● **Exercise aim**
Of the lines in the records that follow, how many include the word "JSON"? Answer with a bare number.

(Figure contents as structured data)

-=-=-

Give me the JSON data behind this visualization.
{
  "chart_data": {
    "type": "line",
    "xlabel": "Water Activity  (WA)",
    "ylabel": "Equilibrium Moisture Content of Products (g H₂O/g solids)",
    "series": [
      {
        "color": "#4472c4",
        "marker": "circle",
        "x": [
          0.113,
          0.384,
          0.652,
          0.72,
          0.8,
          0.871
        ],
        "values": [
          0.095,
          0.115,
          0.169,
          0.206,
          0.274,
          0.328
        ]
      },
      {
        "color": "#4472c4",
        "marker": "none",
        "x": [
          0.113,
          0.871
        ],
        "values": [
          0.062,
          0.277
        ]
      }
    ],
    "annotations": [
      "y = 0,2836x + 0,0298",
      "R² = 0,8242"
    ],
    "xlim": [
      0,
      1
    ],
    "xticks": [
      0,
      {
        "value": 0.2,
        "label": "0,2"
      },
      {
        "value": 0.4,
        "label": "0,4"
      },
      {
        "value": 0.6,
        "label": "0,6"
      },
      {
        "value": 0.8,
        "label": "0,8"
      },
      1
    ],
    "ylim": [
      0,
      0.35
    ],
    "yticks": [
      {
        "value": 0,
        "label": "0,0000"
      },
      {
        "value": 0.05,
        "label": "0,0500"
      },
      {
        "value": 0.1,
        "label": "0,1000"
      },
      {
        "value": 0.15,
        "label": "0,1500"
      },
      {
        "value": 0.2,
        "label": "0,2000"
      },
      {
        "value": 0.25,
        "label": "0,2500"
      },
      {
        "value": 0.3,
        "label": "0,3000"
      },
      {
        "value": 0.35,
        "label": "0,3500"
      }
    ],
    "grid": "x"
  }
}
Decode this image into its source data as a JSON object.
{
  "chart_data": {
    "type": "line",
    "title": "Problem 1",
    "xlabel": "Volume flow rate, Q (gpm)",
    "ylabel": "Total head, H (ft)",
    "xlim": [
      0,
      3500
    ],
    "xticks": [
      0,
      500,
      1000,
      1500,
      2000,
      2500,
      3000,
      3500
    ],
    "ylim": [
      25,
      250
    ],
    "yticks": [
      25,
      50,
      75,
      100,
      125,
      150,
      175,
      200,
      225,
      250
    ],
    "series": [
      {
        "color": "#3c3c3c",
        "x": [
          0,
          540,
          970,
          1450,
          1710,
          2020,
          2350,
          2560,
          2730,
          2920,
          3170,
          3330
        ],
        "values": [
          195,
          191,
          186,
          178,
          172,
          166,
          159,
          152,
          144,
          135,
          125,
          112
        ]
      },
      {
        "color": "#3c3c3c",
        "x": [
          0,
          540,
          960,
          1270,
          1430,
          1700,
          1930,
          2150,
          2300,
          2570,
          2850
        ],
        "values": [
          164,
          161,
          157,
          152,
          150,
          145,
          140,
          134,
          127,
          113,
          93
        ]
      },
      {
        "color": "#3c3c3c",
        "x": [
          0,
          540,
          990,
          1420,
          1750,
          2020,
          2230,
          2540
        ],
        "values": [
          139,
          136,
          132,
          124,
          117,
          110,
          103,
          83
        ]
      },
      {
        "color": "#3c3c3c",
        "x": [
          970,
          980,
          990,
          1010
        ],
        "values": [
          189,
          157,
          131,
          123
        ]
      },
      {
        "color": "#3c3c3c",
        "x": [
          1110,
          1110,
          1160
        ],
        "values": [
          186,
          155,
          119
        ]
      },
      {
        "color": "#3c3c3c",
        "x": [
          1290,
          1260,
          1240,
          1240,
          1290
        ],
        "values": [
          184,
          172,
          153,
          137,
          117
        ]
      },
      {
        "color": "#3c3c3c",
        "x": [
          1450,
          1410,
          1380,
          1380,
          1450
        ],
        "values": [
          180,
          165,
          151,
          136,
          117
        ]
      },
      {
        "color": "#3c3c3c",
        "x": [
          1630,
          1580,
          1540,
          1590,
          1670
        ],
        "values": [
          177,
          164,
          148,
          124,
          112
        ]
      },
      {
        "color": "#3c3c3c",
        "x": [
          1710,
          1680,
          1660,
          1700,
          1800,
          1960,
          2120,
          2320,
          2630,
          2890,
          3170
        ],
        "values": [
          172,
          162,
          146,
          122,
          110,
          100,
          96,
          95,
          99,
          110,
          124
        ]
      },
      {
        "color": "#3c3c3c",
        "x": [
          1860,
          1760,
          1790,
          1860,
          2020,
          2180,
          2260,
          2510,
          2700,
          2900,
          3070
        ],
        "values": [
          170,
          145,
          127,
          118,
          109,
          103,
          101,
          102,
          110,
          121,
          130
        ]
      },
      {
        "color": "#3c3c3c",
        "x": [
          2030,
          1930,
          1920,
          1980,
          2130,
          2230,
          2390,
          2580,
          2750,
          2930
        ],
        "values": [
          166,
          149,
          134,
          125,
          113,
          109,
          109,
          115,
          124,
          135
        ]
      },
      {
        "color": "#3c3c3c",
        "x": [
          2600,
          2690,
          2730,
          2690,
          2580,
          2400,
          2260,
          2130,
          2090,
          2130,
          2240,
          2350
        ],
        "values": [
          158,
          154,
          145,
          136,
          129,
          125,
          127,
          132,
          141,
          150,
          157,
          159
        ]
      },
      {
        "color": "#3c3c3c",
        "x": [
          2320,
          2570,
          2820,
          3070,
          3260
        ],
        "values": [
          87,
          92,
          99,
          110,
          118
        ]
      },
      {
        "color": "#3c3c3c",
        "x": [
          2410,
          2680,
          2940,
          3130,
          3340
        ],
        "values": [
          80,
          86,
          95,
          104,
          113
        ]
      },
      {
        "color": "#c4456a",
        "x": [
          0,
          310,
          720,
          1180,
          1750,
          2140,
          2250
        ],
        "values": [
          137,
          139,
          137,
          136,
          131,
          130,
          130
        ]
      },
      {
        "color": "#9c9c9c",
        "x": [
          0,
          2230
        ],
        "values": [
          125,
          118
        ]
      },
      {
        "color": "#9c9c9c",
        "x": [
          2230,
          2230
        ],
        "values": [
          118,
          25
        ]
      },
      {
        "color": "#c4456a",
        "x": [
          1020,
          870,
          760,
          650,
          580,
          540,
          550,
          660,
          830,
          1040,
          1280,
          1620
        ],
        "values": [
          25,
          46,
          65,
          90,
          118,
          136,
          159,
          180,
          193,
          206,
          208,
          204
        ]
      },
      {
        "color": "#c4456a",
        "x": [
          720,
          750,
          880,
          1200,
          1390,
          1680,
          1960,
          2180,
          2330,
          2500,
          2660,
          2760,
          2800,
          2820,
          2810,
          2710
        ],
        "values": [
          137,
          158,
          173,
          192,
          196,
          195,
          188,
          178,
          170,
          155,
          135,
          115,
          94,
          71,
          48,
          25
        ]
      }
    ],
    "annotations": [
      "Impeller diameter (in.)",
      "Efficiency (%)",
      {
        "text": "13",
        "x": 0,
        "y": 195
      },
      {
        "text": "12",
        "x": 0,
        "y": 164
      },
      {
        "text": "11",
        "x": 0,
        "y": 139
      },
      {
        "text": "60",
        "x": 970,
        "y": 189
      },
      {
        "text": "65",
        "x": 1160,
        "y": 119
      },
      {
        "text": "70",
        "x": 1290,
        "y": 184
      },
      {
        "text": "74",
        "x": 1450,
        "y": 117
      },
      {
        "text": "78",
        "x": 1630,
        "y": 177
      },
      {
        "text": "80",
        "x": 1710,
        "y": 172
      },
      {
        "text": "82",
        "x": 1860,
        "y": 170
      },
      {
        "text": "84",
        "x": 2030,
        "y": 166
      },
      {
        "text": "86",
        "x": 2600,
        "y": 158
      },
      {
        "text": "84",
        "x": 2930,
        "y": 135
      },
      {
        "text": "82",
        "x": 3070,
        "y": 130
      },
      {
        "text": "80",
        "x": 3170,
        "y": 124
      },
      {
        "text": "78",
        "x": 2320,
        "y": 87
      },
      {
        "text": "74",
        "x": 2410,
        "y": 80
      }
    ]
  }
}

-=-=-

● **Response to this task**
2